*Stated task*. Are you able to quote each entry exactly as written?

*Recorded data*.
━━━
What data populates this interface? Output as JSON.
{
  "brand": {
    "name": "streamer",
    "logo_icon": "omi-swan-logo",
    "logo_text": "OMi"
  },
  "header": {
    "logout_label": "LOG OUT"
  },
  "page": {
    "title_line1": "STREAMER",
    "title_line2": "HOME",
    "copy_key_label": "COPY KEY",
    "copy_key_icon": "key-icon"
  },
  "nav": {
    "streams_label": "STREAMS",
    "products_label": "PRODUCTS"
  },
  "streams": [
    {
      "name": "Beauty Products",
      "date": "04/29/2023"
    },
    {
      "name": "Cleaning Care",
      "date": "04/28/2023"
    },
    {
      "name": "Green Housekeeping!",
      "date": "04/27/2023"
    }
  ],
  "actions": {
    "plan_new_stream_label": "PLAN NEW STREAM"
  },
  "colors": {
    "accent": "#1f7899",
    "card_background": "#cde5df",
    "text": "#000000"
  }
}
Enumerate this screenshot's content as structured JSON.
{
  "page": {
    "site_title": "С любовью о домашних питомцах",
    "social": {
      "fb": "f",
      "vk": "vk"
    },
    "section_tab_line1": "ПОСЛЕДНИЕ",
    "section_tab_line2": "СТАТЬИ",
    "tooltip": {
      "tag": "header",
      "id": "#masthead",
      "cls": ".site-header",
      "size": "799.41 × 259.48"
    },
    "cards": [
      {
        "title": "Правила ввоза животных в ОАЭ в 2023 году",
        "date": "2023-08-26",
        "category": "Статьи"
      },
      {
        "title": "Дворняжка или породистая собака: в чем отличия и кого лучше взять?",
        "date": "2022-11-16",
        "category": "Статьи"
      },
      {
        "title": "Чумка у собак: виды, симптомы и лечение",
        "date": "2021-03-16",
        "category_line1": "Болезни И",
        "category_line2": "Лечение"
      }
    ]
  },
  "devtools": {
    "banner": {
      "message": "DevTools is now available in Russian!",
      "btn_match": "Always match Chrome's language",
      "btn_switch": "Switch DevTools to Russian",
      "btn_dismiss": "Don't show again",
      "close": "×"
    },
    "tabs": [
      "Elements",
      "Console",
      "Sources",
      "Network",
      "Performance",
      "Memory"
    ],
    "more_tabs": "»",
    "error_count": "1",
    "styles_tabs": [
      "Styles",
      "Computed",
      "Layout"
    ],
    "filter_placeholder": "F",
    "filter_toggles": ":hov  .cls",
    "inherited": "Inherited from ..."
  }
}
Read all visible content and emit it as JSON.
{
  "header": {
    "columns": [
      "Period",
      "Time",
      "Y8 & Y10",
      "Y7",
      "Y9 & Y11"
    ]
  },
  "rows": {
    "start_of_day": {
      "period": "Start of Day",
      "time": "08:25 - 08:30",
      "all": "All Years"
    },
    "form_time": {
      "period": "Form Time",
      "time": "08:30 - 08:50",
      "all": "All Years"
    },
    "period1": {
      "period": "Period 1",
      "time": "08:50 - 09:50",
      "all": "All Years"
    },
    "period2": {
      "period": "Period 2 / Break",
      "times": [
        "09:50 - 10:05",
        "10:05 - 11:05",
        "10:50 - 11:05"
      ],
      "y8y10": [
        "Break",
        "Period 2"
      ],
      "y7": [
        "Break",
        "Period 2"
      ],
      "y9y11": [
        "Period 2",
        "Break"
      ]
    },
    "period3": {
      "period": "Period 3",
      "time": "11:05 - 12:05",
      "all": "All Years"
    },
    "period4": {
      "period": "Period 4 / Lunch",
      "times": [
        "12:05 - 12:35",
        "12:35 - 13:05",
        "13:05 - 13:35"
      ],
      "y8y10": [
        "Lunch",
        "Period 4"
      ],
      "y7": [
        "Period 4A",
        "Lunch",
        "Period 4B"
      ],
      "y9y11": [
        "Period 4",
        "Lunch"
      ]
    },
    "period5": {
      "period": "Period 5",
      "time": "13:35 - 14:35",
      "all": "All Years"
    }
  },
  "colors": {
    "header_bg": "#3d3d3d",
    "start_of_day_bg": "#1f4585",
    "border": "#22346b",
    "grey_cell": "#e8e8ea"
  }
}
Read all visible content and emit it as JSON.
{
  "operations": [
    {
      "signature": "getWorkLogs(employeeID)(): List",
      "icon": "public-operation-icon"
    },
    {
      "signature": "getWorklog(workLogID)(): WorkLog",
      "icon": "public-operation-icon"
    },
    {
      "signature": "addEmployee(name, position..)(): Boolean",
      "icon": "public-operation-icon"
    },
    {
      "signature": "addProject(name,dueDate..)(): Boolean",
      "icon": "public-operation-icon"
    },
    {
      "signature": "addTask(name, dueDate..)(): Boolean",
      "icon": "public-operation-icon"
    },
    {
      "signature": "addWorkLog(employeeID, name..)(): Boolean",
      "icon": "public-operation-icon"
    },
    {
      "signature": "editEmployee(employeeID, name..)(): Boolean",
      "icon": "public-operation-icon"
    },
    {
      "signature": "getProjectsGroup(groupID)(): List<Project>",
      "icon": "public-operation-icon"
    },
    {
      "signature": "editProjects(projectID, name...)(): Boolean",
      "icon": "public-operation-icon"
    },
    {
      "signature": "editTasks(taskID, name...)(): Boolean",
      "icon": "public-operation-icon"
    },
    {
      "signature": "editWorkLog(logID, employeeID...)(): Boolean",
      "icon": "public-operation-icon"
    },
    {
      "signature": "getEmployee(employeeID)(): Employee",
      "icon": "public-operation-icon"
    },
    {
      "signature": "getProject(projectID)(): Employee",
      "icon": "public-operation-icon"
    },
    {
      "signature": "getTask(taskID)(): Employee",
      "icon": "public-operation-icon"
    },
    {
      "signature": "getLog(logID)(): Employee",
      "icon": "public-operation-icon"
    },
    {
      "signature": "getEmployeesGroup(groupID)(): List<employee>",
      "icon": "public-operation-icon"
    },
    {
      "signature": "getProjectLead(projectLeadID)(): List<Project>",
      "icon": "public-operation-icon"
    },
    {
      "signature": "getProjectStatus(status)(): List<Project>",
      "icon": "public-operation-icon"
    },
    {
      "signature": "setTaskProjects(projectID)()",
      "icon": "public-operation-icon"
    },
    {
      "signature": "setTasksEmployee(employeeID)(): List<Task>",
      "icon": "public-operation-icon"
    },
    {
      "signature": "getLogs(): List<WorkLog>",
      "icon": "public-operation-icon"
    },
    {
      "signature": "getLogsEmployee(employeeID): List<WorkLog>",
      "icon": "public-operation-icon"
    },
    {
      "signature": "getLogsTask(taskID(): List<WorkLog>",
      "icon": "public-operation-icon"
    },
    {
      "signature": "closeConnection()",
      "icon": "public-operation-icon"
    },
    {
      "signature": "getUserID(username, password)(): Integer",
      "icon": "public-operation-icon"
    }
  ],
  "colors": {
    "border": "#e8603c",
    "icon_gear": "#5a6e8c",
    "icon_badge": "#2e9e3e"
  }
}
━━━
*Response below*.
What data populates this interface? Output as JSON.
{
  "brand": {
    "name": "streamer",
    "logo_icon": "omi-swan-logo",
    "logo_text": "OMi"
  },
  "header": {
    "logout_label": "LOG OUT"
  },
  "page": {
    "title_line1": "STREAMER",
    "title_line2": "HOME",
    "copy_key_label": "COPY KEY",
    "copy_key_icon": "key-icon"
  },
  "nav": {
    "streams_label": "STREAMS",
    "products_label": "PRODUCTS"
  },
  "streams": [
    {
      "name": "Beauty Products",
      "date": "04/29/2023"
    },
    {
      "name": "Cleaning Care",
      "date": "04/28/2023"
    },
    {
      "name": "Green Housekeeping!",
      "date": "04/27/2023"
    }
  ],
  "actions": {
    "plan_new_stream_label": "PLAN NEW STREAM"
  },
  "colors": {
    "accent": "#1f7899",
    "card_background": "#cde5df",
    "text": "#000000"
  }
}
Enumerate this screenshot's content as structured JSON.
{
  "page": {
    "site_title": "С любовью о домашних питомцах",
    "social": {
      "fb": "f",
      "vk": "vk"
    },
    "section_tab_line1": "ПОСЛЕДНИЕ",
    "section_tab_line2": "СТАТЬИ",
    "tooltip": {
      "tag": "header",
      "id": "#masthead",
      "cls": ".site-header",
      "size": "799.41 × 259.48"
    },
    "cards": [
      {
        "title": "Правила ввоза животных в ОАЭ в 2023 году",
        "date": "2023-08-26",
        "category": "Статьи"
      },
      {
        "title": "Дворняжка или породистая собака: в чем отличия и кого лучше взять?",
        "date": "2022-11-16",
        "category": "Статьи"
      },
      {
        "title": "Чумка у собак: виды, симптомы и лечение",
        "date": "2021-03-16",
        "category_line1": "Болезни И",
        "category_line2": "Лечение"
      }
    ]
  },
  "devtools": {
    "banner": {
      "message": "DevTools is now available in Russian!",
      "btn_match": "Always match Chrome's language",
      "btn_switch": "Switch DevTools to Russian",
      "btn_dismiss": "Don't show again",
      "close": "×"
    },
    "tabs": [
      "Elements",
      "Console",
      "Sources",
      "Network",
      "Performance",
      "Memory"
    ],
    "more_tabs": "»",
    "error_count": "1",
    "styles_tabs": [
      "Styles",
      "Computed",
      "Layout"
    ],
    "filter_placeholder": "F",
    "filter_toggles": ":hov  .cls",
    "inherited": "Inherited from ..."
  }
}
Read all visible content and emit it as JSON.
{
  "header": {
    "columns": [
      "Period",
      "Time",
      "Y8 & Y10",
      "Y7",
      "Y9 & Y11"
    ]
  },
  "rows": {
    "start_of_day": {
      "period": "Start of Day",
      "time": "08:25 - 08:30",
      "all": "All Years"
    },
    "form_time": {
      "period": "Form Time",
      "time": "08:30 - 08:50",
      "all": "All Years"
    },
    "period1": {
      "period": "Period 1",
      "time": "08:50 - 09:50",
      "all": "All Years"
    },
    "period2": {
      "period": "Period 2 / Break",
      "times": [
        "09:50 - 10:05",
        "10:05 - 11:05",
        "10:50 - 11:05"
      ],
      "y8y10": [
        "Break",
        "Period 2"
      ],
      "y7": [
        "Break",
        "Period 2"
      ],
      "y9y11": [
        "Period 2",
        "Break"
      ]
    },
    "period3": {
      "period": "Period 3",
      "time": "11:05 - 12:05",
      "all": "All Years"
    },
    "period4": {
      "period": "Period 4 / Lunch",
      "times": [
        "12:05 - 12:35",
        "12:35 - 13:05",
        "13:05 - 13:35"
      ],
      "y8y10": [
        "Lunch",
        "Period 4"
      ],
      "y7": [
        "Period 4A",
        "Lunch",
        "Period 4B"
      ],
      "y9y11": [
        "Period 4",
        "Lunch"
      ]
    },
    "period5": {
      "period": "Period 5",
      "time": "13:35 - 14:35",
      "all": "All Years"
    }
  },
  "colors": {
    "header_bg": "#3d3d3d",
    "start_of_day_bg": "#1f4585",
    "border": "#22346b",
    "grey_cell": "#e8e8ea"
  }
}
Read all visible content and emit it as JSON.
{
  "operations": [
    {
      "signature": "getWorkLogs(employeeID)(): List",
      "icon": "public-operation-icon"
    },
    {
      "signature": "getWorklog(workLogID)(): WorkLog",
      "icon": "public-operation-icon"
    },
    {
      "signature": "addEmployee(name, position..)(): Boolean",
      "icon": "public-operation-icon"
    },
    {
      "signature": "addProject(name,dueDate..)(): Boolean",
      "icon": "public-operation-icon"
    },
    {
      "signature": "addTask(name, dueDate..)(): Boolean",
      "icon": "public-operation-icon"
    },
    {
      "signature": "addWorkLog(employeeID, name..)(): Boolean",
      "icon": "public-operation-icon"
    },
    {
      "signature": "editEmployee(employeeID, name..)(): Boolean",
      "icon": "public-operation-icon"
    },
    {
      "signature": "getProjectsGroup(groupID)(): List<Project>",
      "icon": "public-operation-icon"
    },
    {
      "signature": "editProjects(projectID, name...)(): Boolean",
      "icon": "public-operation-icon"
    },
    {
      "signature": "editTasks(taskID, name...)(): Boolean",
      "icon": "public-operation-icon"
    },
    {
      "signature": "editWorkLog(logID, employeeID...)(): Boolean",
      "icon": "public-operation-icon"
    },
    {
      "signature": "getEmployee(employeeID)(): Employee",
      "icon": "public-operation-icon"
    },
    {
      "signature": "getProject(projectID)(): Employee",
      "icon": "public-operation-icon"
    },
    {
      "signature": "getTask(taskID)(): Employee",
      "icon": "public-operation-icon"
    },
    {
      "signature": "getLog(logID)(): Employee",
      "icon": "public-operation-icon"
    },
    {
      "signature": "getEmployeesGroup(groupID)(): List<employee>",
      "icon": "public-operation-icon"
    },
    {
      "signature": "getProjectLead(projectLeadID)(): List<Project>",
      "icon": "public-operation-icon"
    },
    {
      "signature": "getProjectStatus(status)(): List<Project>",
      "icon": "public-operation-icon"
    },
    {
      "signature": "setTaskProjects(projectID)()",
      "icon": "public-operation-icon"
    },
    {
      "signature": "setTasksEmployee(employeeID)(): List<Task>",
      "icon": "public-operation-icon"
    },
    {
      "signature": "getLogs(): List<WorkLog>",
      "icon": "public-operation-icon"
    },
    {
      "signature": "getLogsEmployee(employeeID): List<WorkLog>",
      "icon": "public-operation-icon"
    },
    {
      "signature": "getLogsTask(taskID(): List<WorkLog>",
      "icon": "public-operation-icon"
    },
    {
      "signature": "closeConnection()",
      "icon": "public-operation-icon"
    },
    {
      "signature": "getUserID(username, password)(): Integer",
      "icon": "public-operation-icon"
    }
  ],
  "colors": {
    "border": "#e8603c",
    "icon_gear": "#5a6e8c",
    "icon_badge": "#2e9e3e"
  }
}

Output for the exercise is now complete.